The entries that follow should be written out exactly.

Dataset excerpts
---------------
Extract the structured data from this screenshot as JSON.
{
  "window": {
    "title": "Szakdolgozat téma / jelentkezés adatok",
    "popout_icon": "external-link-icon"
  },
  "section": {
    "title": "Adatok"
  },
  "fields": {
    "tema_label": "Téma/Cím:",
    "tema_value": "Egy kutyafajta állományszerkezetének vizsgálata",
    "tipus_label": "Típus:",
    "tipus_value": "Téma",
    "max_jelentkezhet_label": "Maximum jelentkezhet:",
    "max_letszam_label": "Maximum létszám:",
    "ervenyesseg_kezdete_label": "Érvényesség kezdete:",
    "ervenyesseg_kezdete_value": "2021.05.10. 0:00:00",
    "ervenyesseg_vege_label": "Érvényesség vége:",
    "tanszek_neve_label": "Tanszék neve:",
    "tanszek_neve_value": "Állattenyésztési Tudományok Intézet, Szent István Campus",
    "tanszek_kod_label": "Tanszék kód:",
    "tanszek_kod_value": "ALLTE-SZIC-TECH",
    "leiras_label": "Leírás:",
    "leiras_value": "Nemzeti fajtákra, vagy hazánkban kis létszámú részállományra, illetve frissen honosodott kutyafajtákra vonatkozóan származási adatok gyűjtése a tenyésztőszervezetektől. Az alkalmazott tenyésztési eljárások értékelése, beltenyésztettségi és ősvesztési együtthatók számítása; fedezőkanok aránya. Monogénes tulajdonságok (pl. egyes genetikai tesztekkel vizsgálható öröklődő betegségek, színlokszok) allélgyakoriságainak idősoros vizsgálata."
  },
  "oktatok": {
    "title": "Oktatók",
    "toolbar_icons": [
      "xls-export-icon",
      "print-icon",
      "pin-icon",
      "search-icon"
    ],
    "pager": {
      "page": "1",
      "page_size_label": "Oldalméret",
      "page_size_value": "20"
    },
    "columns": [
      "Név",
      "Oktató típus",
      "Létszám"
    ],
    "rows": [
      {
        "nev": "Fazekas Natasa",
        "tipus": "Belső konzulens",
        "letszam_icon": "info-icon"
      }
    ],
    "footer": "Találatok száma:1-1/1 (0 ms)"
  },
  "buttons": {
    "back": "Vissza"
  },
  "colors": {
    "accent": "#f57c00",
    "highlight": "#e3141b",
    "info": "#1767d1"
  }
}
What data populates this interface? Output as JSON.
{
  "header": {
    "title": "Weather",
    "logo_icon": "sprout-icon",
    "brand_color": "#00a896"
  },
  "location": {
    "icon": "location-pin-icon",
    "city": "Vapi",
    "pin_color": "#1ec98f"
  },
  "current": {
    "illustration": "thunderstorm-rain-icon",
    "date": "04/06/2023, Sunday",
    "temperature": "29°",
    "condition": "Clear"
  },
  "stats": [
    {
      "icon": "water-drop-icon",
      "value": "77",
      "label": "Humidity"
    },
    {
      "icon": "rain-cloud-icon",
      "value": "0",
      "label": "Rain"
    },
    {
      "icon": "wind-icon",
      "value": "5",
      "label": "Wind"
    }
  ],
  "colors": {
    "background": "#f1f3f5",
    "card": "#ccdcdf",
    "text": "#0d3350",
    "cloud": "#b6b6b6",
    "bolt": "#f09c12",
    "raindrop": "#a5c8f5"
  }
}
---------------
* [Answer in full]:
Extract the structured data from this screenshot as JSON.
{
  "window": {
    "title": "Szakdolgozat téma / jelentkezés adatok",
    "popout_icon": "external-link-icon"
  },
  "section": {
    "title": "Adatok"
  },
  "fields": {
    "tema_label": "Téma/Cím:",
    "tema_value": "Egy kutyafajta állományszerkezetének vizsgálata",
    "tipus_label": "Típus:",
    "tipus_value": "Téma",
    "max_jelentkezhet_label": "Maximum jelentkezhet:",
    "max_letszam_label": "Maximum létszám:",
    "ervenyesseg_kezdete_label": "Érvényesség kezdete:",
    "ervenyesseg_kezdete_value": "2021.05.10. 0:00:00",
    "ervenyesseg_vege_label": "Érvényesség vége:",
    "tanszek_neve_label": "Tanszék neve:",
    "tanszek_neve_value": "Állattenyésztési Tudományok Intézet, Szent István Campus",
    "tanszek_kod_label": "Tanszék kód:",
    "tanszek_kod_value": "ALLTE-SZIC-TECH",
    "leiras_label": "Leírás:",
    "leiras_value": "Nemzeti fajtákra, vagy hazánkban kis létszámú részállományra, illetve frissen honosodott kutyafajtákra vonatkozóan származási adatok gyűjtése a tenyésztőszervezetektől. Az alkalmazott tenyésztési eljárások értékelése, beltenyésztettségi és ősvesztési együtthatók számítása; fedezőkanok aránya. Monogénes tulajdonságok (pl. egyes genetikai tesztekkel vizsgálható öröklődő betegségek, színlokszok) allélgyakoriságainak idősoros vizsgálata."
  },
  "oktatok": {
    "title": "Oktatók",
    "toolbar_icons": [
      "xls-export-icon",
      "print-icon",
      "pin-icon",
      "search-icon"
    ],
    "pager": {
      "page": "1",
      "page_size_label": "Oldalméret",
      "page_size_value": "20"
    },
    "columns": [
      "Név",
      "Oktató típus",
      "Létszám"
    ],
    "rows": [
      {
        "nev": "Fazekas Natasa",
        "tipus": "Belső konzulens",
        "letszam_icon": "info-icon"
      }
    ],
    "footer": "Találatok száma:1-1/1 (0 ms)"
  },
  "buttons": {
    "back": "Vissza"
  },
  "colors": {
    "accent": "#f57c00",
    "highlight": "#e3141b",
    "info": "#1767d1"
  }
}
What data populates this interface? Output as JSON.
{
  "header": {
    "title": "Weather",
    "logo_icon": "sprout-icon",
    "brand_color": "#00a896"
  },
  "location": {
    "icon": "location-pin-icon",
    "city": "Vapi",
    "pin_color": "#1ec98f"
  },
  "current": {
    "illustration": "thunderstorm-rain-icon",
    "date": "04/06/2023, Sunday",
    "temperature": "29°",
    "condition": "Clear"
  },
  "stats": [
    {
      "icon": "water-drop-icon",
      "value": "77",
      "label": "Humidity"
    },
    {
      "icon": "rain-cloud-icon",
      "value": "0",
      "label": "Rain"
    },
    {
      "icon": "wind-icon",
      "value": "5",
      "label": "Wind"
    }
  ],
  "colors": {
    "background": "#f1f3f5",
    "card": "#ccdcdf",
    "text": "#0d3350",
    "cloud": "#b6b6b6",
    "bolt": "#f09c12",
    "raindrop": "#a5c8f5"
  }
}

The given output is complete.